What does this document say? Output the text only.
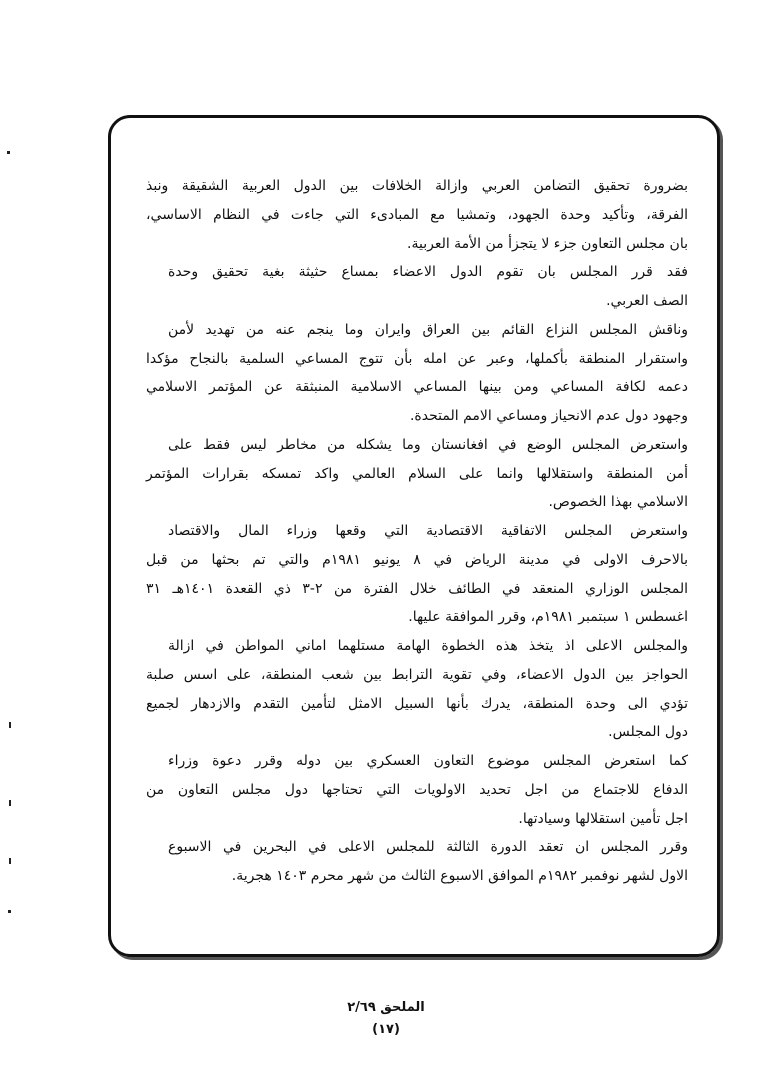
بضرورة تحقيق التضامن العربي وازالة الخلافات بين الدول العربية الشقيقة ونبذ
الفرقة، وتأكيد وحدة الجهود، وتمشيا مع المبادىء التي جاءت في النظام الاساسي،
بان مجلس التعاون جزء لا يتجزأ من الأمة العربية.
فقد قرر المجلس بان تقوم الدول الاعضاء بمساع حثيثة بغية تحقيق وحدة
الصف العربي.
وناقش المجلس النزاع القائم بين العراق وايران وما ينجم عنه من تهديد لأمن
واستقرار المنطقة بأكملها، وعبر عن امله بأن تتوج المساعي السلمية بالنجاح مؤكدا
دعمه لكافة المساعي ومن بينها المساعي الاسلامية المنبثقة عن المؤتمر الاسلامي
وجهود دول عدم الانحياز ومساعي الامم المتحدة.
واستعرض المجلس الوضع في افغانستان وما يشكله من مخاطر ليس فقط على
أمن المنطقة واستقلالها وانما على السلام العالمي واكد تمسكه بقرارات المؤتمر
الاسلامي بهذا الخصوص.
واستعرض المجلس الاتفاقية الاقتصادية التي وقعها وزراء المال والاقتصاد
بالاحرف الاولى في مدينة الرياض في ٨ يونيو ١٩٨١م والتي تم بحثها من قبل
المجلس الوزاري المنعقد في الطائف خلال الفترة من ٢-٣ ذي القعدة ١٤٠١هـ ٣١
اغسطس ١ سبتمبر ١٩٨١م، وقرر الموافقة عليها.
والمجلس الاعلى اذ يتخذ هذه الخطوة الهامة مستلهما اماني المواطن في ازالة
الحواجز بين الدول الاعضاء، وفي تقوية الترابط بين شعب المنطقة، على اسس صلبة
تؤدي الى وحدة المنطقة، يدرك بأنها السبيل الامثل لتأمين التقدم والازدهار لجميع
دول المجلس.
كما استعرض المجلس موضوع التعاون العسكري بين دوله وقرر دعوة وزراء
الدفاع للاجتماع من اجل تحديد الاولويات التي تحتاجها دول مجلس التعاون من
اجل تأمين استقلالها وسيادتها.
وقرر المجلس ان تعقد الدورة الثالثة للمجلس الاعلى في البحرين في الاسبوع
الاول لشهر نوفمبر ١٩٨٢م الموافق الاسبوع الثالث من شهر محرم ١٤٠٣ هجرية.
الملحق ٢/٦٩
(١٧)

### Set exercise
Strip out the pictures and quote the remaining data word for word.

### In response
What does this document say? Output the text only.
بضرورة تحقيق التضامن العربي وازالة الخلافات بين الدول العربية الشقيقة ونبذ
الفرقة، وتأكيد وحدة الجهود، وتمشيا مع المبادىء التي جاءت في النظام الاساسي،
بان مجلس التعاون جزء لا يتجزأ من الأمة العربية.
فقد قرر المجلس بان تقوم الدول الاعضاء بمساع حثيثة بغية تحقيق وحدة
الصف العربي.
وناقش المجلس النزاع القائم بين العراق وايران وما ينجم عنه من تهديد لأمن
واستقرار المنطقة بأكملها، وعبر عن امله بأن تتوج المساعي السلمية بالنجاح مؤكدا
دعمه لكافة المساعي ومن بينها المساعي الاسلامية المنبثقة عن المؤتمر الاسلامي
وجهود دول عدم الانحياز ومساعي الامم المتحدة.
واستعرض المجلس الوضع في افغانستان وما يشكله من مخاطر ليس فقط على
أمن المنطقة واستقلالها وانما على السلام العالمي واكد تمسكه بقرارات المؤتمر
الاسلامي بهذا الخصوص.
واستعرض المجلس الاتفاقية الاقتصادية التي وقعها وزراء المال والاقتصاد
بالاحرف الاولى في مدينة الرياض في ٨ يونيو ١٩٨١م والتي تم بحثها من قبل
المجلس الوزاري المنعقد في الطائف خلال الفترة من ٢-٣ ذي القعدة ١٤٠١هـ ٣١
اغسطس ١ سبتمبر ١٩٨١م، وقرر الموافقة عليها.
والمجلس الاعلى اذ يتخذ هذه الخطوة الهامة مستلهما اماني المواطن في ازالة
الحواجز بين الدول الاعضاء، وفي تقوية الترابط بين شعب المنطقة، على اسس صلبة
تؤدي الى وحدة المنطقة، يدرك بأنها السبيل الامثل لتأمين التقدم والازدهار لجميع
دول المجلس.
كما استعرض المجلس موضوع التعاون العسكري بين دوله وقرر دعوة وزراء
الدفاع للاجتماع من اجل تحديد الاولويات التي تحتاجها دول مجلس التعاون من
اجل تأمين استقلالها وسيادتها.
وقرر المجلس ان تعقد الدورة الثالثة للمجلس الاعلى في البحرين في الاسبوع
الاول لشهر نوفمبر ١٩٨٢م الموافق الاسبوع الثالث من شهر محرم ١٤٠٣ هجرية.
الملحق ٢/٦٩
(١٧)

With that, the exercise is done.